▶ Requirements: All of the records listed below should be retyped exactly.

Records that describe figures

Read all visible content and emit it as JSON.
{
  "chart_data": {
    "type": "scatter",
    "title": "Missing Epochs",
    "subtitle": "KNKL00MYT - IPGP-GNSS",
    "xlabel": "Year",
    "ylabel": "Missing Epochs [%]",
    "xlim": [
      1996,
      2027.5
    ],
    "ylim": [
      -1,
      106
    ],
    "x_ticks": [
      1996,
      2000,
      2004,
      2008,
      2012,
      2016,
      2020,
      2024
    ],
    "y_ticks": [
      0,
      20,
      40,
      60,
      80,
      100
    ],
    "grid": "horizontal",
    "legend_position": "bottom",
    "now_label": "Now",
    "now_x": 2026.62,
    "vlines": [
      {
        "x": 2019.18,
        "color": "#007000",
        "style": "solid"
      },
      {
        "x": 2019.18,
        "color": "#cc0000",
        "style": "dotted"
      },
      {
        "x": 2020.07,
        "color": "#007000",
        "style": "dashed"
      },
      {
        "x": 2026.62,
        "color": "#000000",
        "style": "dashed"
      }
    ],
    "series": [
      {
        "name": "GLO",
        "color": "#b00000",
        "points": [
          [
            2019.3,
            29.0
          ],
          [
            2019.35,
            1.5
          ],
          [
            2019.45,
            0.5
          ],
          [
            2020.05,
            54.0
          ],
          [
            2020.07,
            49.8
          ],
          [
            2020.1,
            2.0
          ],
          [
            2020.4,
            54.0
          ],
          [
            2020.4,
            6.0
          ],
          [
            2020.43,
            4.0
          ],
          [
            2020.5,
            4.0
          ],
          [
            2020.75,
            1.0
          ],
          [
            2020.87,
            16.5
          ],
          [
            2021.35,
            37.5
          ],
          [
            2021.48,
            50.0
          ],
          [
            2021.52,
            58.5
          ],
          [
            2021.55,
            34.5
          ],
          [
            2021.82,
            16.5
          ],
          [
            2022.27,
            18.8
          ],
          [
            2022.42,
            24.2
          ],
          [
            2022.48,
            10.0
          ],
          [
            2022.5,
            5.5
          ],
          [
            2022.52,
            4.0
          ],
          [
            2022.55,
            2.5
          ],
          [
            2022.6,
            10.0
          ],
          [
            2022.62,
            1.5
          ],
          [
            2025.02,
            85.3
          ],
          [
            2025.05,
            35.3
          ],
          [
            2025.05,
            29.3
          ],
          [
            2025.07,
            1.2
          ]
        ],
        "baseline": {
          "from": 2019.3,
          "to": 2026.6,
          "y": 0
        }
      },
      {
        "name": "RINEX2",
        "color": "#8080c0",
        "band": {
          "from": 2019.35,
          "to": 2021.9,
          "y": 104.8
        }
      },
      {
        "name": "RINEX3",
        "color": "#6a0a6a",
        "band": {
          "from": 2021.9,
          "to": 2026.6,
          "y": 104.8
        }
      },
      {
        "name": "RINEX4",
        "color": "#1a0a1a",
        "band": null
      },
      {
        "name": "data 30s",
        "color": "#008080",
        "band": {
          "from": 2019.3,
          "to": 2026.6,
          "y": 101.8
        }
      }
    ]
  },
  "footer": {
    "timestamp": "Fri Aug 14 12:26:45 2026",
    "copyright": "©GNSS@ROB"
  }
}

▶ Problem solution:
Read all visible content and emit it as JSON.
{
  "chart_data": {
    "type": "scatter",
    "title": "Missing Epochs",
    "subtitle": "KNKL00MYT - IPGP-GNSS",
    "xlabel": "Year",
    "ylabel": "Missing Epochs [%]",
    "xlim": [
      1996,
      2027.5
    ],
    "ylim": [
      -1,
      106
    ],
    "x_ticks": [
      1996,
      2000,
      2004,
      2008,
      2012,
      2016,
      2020,
      2024
    ],
    "y_ticks": [
      0,
      20,
      40,
      60,
      80,
      100
    ],
    "grid": "horizontal",
    "legend_position": "bottom",
    "now_label": "Now",
    "now_x": 2026.62,
    "vlines": [
      {
        "x": 2019.18,
        "color": "#007000",
        "style": "solid"
      },
      {
        "x": 2019.18,
        "color": "#cc0000",
        "style": "dotted"
      },
      {
        "x": 2020.07,
        "color": "#007000",
        "style": "dashed"
      },
      {
        "x": 2026.62,
        "color": "#000000",
        "style": "dashed"
      }
    ],
    "series": [
      {
        "name": "GLO",
        "color": "#b00000",
        "points": [
          [
            2019.3,
            29.0
          ],
          [
            2019.35,
            1.5
          ],
          [
            2019.45,
            0.5
          ],
          [
            2020.05,
            54.0
          ],
          [
            2020.07,
            49.8
          ],
          [
            2020.1,
            2.0
          ],
          [
            2020.4,
            54.0
          ],
          [
            2020.4,
            6.0
          ],
          [
            2020.43,
            4.0
          ],
          [
            2020.5,
            4.0
          ],
          [
            2020.75,
            1.0
          ],
          [
            2020.87,
            16.5
          ],
          [
            2021.35,
            37.5
          ],
          [
            2021.48,
            50.0
          ],
          [
            2021.52,
            58.5
          ],
          [
            2021.55,
            34.5
          ],
          [
            2021.82,
            16.5
          ],
          [
            2022.27,
            18.8
          ],
          [
            2022.42,
            24.2
          ],
          [
            2022.48,
            10.0
          ],
          [
            2022.5,
            5.5
          ],
          [
            2022.52,
            4.0
          ],
          [
            2022.55,
            2.5
          ],
          [
            2022.6,
            10.0
          ],
          [
            2022.62,
            1.5
          ],
          [
            2025.02,
            85.3
          ],
          [
            2025.05,
            35.3
          ],
          [
            2025.05,
            29.3
          ],
          [
            2025.07,
            1.2
          ]
        ],
        "baseline": {
          "from": 2019.3,
          "to": 2026.6,
          "y": 0
        }
      },
      {
        "name": "RINEX2",
        "color": "#8080c0",
        "band": {
          "from": 2019.35,
          "to": 2021.9,
          "y": 104.8
        }
      },
      {
        "name": "RINEX3",
        "color": "#6a0a6a",
        "band": {
          "from": 2021.9,
          "to": 2026.6,
          "y": 104.8
        }
      },
      {
        "name": "RINEX4",
        "color": "#1a0a1a",
        "band": null
      },
      {
        "name": "data 30s",
        "color": "#008080",
        "band": {
          "from": 2019.3,
          "to": 2026.6,
          "y": 101.8
        }
      }
    ]
  },
  "footer": {
    "timestamp": "Fri Aug 14 12:26:45 2026",
    "copyright": "©GNSS@ROB"
  }
}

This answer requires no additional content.